#### [Work to be completed]
Every entry that follows needs to be repeated exactly.

[Figure collection entries]
....................

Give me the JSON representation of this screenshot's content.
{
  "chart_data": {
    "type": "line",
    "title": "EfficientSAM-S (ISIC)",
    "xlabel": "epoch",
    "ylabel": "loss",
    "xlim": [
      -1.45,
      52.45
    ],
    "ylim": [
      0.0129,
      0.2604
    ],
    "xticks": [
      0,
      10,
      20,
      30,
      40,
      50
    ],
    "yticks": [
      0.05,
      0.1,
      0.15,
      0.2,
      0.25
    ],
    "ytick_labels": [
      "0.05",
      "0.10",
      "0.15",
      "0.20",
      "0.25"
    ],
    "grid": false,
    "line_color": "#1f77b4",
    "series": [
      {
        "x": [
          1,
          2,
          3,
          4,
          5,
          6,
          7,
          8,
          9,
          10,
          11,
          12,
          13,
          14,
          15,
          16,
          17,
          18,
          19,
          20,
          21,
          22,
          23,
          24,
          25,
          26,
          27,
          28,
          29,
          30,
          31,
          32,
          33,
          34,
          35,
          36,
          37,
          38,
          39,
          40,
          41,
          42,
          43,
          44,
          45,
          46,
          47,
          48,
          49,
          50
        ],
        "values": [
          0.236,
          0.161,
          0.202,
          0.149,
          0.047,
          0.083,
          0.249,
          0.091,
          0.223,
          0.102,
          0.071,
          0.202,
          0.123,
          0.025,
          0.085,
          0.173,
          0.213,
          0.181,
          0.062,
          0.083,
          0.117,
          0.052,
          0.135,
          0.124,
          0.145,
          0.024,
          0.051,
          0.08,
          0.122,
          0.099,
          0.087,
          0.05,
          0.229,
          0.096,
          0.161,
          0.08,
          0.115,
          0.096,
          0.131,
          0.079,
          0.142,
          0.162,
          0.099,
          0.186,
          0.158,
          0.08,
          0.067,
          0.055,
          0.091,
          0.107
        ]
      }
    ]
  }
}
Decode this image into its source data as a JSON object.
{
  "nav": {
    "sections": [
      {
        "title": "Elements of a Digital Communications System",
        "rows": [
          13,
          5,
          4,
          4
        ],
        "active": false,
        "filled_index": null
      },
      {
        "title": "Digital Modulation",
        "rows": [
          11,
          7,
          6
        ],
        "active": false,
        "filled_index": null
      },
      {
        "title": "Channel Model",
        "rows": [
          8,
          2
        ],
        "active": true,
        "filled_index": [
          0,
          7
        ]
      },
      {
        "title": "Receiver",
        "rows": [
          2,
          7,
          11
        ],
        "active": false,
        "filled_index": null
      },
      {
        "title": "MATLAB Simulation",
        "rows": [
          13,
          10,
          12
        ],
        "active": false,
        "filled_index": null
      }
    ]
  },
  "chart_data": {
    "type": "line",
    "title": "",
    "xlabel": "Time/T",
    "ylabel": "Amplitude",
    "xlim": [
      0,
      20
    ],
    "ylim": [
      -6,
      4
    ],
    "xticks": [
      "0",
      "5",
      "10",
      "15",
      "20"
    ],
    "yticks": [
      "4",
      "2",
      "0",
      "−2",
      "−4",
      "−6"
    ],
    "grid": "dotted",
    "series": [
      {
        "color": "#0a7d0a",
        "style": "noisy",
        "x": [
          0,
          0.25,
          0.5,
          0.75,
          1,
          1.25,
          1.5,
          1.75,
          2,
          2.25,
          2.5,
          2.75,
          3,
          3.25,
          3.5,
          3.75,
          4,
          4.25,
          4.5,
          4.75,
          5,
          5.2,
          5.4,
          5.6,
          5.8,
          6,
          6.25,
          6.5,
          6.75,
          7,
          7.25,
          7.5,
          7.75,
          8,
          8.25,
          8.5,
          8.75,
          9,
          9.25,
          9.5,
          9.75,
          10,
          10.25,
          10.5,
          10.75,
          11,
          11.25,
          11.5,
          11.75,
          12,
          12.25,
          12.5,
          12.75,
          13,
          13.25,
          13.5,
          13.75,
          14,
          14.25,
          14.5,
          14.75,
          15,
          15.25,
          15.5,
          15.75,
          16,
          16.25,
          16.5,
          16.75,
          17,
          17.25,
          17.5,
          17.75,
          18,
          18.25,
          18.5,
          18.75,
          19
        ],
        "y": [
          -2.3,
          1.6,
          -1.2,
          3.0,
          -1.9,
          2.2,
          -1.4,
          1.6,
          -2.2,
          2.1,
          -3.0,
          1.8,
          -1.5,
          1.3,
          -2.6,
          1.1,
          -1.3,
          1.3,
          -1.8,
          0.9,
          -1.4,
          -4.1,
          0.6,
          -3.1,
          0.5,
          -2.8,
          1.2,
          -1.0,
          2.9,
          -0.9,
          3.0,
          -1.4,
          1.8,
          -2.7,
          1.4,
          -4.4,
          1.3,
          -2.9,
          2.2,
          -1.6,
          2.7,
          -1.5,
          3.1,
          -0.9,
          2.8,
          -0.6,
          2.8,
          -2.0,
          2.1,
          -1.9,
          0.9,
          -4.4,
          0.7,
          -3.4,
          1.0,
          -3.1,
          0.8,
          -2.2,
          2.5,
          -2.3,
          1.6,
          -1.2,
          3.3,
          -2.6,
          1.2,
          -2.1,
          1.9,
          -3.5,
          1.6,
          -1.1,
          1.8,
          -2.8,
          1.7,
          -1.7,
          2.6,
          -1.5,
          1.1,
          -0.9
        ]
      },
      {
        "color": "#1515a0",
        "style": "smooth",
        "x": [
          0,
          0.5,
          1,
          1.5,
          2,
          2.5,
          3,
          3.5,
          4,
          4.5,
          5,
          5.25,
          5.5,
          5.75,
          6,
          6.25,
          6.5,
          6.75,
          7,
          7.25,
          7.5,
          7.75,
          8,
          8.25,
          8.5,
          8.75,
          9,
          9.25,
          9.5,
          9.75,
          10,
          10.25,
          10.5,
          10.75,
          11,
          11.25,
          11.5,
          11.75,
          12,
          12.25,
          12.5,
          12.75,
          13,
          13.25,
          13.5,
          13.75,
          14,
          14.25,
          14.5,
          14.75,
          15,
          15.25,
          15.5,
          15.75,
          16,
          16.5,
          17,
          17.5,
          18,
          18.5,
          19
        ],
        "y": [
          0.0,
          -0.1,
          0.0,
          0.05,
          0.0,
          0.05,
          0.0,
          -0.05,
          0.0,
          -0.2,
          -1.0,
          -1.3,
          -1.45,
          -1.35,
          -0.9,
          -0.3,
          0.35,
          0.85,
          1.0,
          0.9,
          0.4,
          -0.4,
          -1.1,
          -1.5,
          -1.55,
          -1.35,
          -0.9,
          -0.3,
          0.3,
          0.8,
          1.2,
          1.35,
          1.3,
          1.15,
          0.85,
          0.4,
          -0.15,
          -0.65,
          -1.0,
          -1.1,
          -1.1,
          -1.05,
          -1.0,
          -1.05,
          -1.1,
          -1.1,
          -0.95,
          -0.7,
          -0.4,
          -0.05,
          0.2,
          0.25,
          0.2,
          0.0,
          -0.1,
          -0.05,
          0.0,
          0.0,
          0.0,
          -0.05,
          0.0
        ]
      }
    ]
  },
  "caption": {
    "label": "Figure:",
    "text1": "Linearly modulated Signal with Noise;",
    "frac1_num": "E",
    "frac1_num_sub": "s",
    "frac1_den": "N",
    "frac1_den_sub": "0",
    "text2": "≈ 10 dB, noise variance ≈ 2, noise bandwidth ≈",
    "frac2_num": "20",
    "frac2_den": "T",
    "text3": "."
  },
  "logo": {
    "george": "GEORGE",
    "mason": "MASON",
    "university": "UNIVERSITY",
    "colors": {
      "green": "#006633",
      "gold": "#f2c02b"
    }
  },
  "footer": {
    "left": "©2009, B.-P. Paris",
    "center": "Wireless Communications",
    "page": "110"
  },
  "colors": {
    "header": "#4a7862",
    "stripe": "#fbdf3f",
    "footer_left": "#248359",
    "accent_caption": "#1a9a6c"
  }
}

....................

#### [Output of the task]
Give me the JSON representation of this screenshot's content.
{
  "chart_data": {
    "type": "line",
    "title": "EfficientSAM-S (ISIC)",
    "xlabel": "epoch",
    "ylabel": "loss",
    "xlim": [
      -1.45,
      52.45
    ],
    "ylim": [
      0.0129,
      0.2604
    ],
    "xticks": [
      0,
      10,
      20,
      30,
      40,
      50
    ],
    "yticks": [
      0.05,
      0.1,
      0.15,
      0.2,
      0.25
    ],
    "ytick_labels": [
      "0.05",
      "0.10",
      "0.15",
      "0.20",
      "0.25"
    ],
    "grid": false,
    "line_color": "#1f77b4",
    "series": [
      {
        "x": [
          1,
          2,
          3,
          4,
          5,
          6,
          7,
          8,
          9,
          10,
          11,
          12,
          13,
          14,
          15,
          16,
          17,
          18,
          19,
          20,
          21,
          22,
          23,
          24,
          25,
          26,
          27,
          28,
          29,
          30,
          31,
          32,
          33,
          34,
          35,
          36,
          37,
          38,
          39,
          40,
          41,
          42,
          43,
          44,
          45,
          46,
          47,
          48,
          49,
          50
        ],
        "values": [
          0.236,
          0.161,
          0.202,
          0.149,
          0.047,
          0.083,
          0.249,
          0.091,
          0.223,
          0.102,
          0.071,
          0.202,
          0.123,
          0.025,
          0.085,
          0.173,
          0.213,
          0.181,
          0.062,
          0.083,
          0.117,
          0.052,
          0.135,
          0.124,
          0.145,
          0.024,
          0.051,
          0.08,
          0.122,
          0.099,
          0.087,
          0.05,
          0.229,
          0.096,
          0.161,
          0.08,
          0.115,
          0.096,
          0.131,
          0.079,
          0.142,
          0.162,
          0.099,
          0.186,
          0.158,
          0.08,
          0.067,
          0.055,
          0.091,
          0.107
        ]
      }
    ]
  }
}
Decode this image into its source data as a JSON object.
{
  "nav": {
    "sections": [
      {
        "title": "Elements of a Digital Communications System",
        "rows": [
          13,
          5,
          4,
          4
        ],
        "active": false,
        "filled_index": null
      },
      {
        "title": "Digital Modulation",
        "rows": [
          11,
          7,
          6
        ],
        "active": false,
        "filled_index": null
      },
      {
        "title": "Channel Model",
        "rows": [
          8,
          2
        ],
        "active": true,
        "filled_index": [
          0,
          7
        ]
      },
      {
        "title": "Receiver",
        "rows": [
          2,
          7,
          11
        ],
        "active": false,
        "filled_index": null
      },
      {
        "title": "MATLAB Simulation",
        "rows": [
          13,
          10,
          12
        ],
        "active": false,
        "filled_index": null
      }
    ]
  },
  "chart_data": {
    "type": "line",
    "title": "",
    "xlabel": "Time/T",
    "ylabel": "Amplitude",
    "xlim": [
      0,
      20
    ],
    "ylim": [
      -6,
      4
    ],
    "xticks": [
      "0",
      "5",
      "10",
      "15",
      "20"
    ],
    "yticks": [
      "4",
      "2",
      "0",
      "−2",
      "−4",
      "−6"
    ],
    "grid": "dotted",
    "series": [
      {
        "color": "#0a7d0a",
        "style": "noisy",
        "x": [
          0,
          0.25,
          0.5,
          0.75,
          1,
          1.25,
          1.5,
          1.75,
          2,
          2.25,
          2.5,
          2.75,
          3,
          3.25,
          3.5,
          3.75,
          4,
          4.25,
          4.5,
          4.75,
          5,
          5.2,
          5.4,
          5.6,
          5.8,
          6,
          6.25,
          6.5,
          6.75,
          7,
          7.25,
          7.5,
          7.75,
          8,
          8.25,
          8.5,
          8.75,
          9,
          9.25,
          9.5,
          9.75,
          10,
          10.25,
          10.5,
          10.75,
          11,
          11.25,
          11.5,
          11.75,
          12,
          12.25,
          12.5,
          12.75,
          13,
          13.25,
          13.5,
          13.75,
          14,
          14.25,
          14.5,
          14.75,
          15,
          15.25,
          15.5,
          15.75,
          16,
          16.25,
          16.5,
          16.75,
          17,
          17.25,
          17.5,
          17.75,
          18,
          18.25,
          18.5,
          18.75,
          19
        ],
        "y": [
          -2.3,
          1.6,
          -1.2,
          3.0,
          -1.9,
          2.2,
          -1.4,
          1.6,
          -2.2,
          2.1,
          -3.0,
          1.8,
          -1.5,
          1.3,
          -2.6,
          1.1,
          -1.3,
          1.3,
          -1.8,
          0.9,
          -1.4,
          -4.1,
          0.6,
          -3.1,
          0.5,
          -2.8,
          1.2,
          -1.0,
          2.9,
          -0.9,
          3.0,
          -1.4,
          1.8,
          -2.7,
          1.4,
          -4.4,
          1.3,
          -2.9,
          2.2,
          -1.6,
          2.7,
          -1.5,
          3.1,
          -0.9,
          2.8,
          -0.6,
          2.8,
          -2.0,
          2.1,
          -1.9,
          0.9,
          -4.4,
          0.7,
          -3.4,
          1.0,
          -3.1,
          0.8,
          -2.2,
          2.5,
          -2.3,
          1.6,
          -1.2,
          3.3,
          -2.6,
          1.2,
          -2.1,
          1.9,
          -3.5,
          1.6,
          -1.1,
          1.8,
          -2.8,
          1.7,
          -1.7,
          2.6,
          -1.5,
          1.1,
          -0.9
        ]
      },
      {
        "color": "#1515a0",
        "style": "smooth",
        "x": [
          0,
          0.5,
          1,
          1.5,
          2,
          2.5,
          3,
          3.5,
          4,
          4.5,
          5,
          5.25,
          5.5,
          5.75,
          6,
          6.25,
          6.5,
          6.75,
          7,
          7.25,
          7.5,
          7.75,
          8,
          8.25,
          8.5,
          8.75,
          9,
          9.25,
          9.5,
          9.75,
          10,
          10.25,
          10.5,
          10.75,
          11,
          11.25,
          11.5,
          11.75,
          12,
          12.25,
          12.5,
          12.75,
          13,
          13.25,
          13.5,
          13.75,
          14,
          14.25,
          14.5,
          14.75,
          15,
          15.25,
          15.5,
          15.75,
          16,
          16.5,
          17,
          17.5,
          18,
          18.5,
          19
        ],
        "y": [
          0.0,
          -0.1,
          0.0,
          0.05,
          0.0,
          0.05,
          0.0,
          -0.05,
          0.0,
          -0.2,
          -1.0,
          -1.3,
          -1.45,
          -1.35,
          -0.9,
          -0.3,
          0.35,
          0.85,
          1.0,
          0.9,
          0.4,
          -0.4,
          -1.1,
          -1.5,
          -1.55,
          -1.35,
          -0.9,
          -0.3,
          0.3,
          0.8,
          1.2,
          1.35,
          1.3,
          1.15,
          0.85,
          0.4,
          -0.15,
          -0.65,
          -1.0,
          -1.1,
          -1.1,
          -1.05,
          -1.0,
          -1.05,
          -1.1,
          -1.1,
          -0.95,
          -0.7,
          -0.4,
          -0.05,
          0.2,
          0.25,
          0.2,
          0.0,
          -0.1,
          -0.05,
          0.0,
          0.0,
          0.0,
          -0.05,
          0.0
        ]
      }
    ]
  },
  "caption": {
    "label": "Figure:",
    "text1": "Linearly modulated Signal with Noise;",
    "frac1_num": "E",
    "frac1_num_sub": "s",
    "frac1_den": "N",
    "frac1_den_sub": "0",
    "text2": "≈ 10 dB, noise variance ≈ 2, noise bandwidth ≈",
    "frac2_num": "20",
    "frac2_den": "T",
    "text3": "."
  },
  "logo": {
    "george": "GEORGE",
    "mason": "MASON",
    "university": "UNIVERSITY",
    "colors": {
      "green": "#006633",
      "gold": "#f2c02b"
    }
  },
  "footer": {
    "left": "©2009, B.-P. Paris",
    "center": "Wireless Communications",
    "page": "110"
  },
  "colors": {
    "header": "#4a7862",
    "stripe": "#fbdf3f",
    "footer_left": "#248359",
    "accent_caption": "#1a9a6c"
  }
}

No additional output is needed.